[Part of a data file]
▽
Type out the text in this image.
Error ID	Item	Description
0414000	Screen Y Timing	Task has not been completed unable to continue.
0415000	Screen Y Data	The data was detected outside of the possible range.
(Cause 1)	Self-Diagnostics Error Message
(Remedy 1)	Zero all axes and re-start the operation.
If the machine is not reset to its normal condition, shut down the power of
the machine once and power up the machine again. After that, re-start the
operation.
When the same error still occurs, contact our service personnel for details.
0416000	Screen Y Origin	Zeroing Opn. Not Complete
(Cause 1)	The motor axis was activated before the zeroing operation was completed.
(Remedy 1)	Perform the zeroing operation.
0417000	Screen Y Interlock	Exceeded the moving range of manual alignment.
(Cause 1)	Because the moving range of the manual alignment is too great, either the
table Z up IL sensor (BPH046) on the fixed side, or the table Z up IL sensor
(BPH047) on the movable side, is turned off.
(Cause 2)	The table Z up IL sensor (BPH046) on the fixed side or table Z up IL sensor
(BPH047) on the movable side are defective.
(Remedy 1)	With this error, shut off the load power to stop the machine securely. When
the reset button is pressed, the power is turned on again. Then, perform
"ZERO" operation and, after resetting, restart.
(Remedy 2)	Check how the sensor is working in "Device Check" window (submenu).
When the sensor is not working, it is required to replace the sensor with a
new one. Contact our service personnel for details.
△
- **What you have to do**
Looking at the data above, show all lines where the word "power" occurs.

- **Final result**
If the machine is not reset to its normal condition, shut down the power of
the machine once and power up the machine again. After that, re-start the
(Remedy 1)	With this error, shut off the load power to stop the machine securely. When
the reset button is pressed, the power is turned on again. Then, perform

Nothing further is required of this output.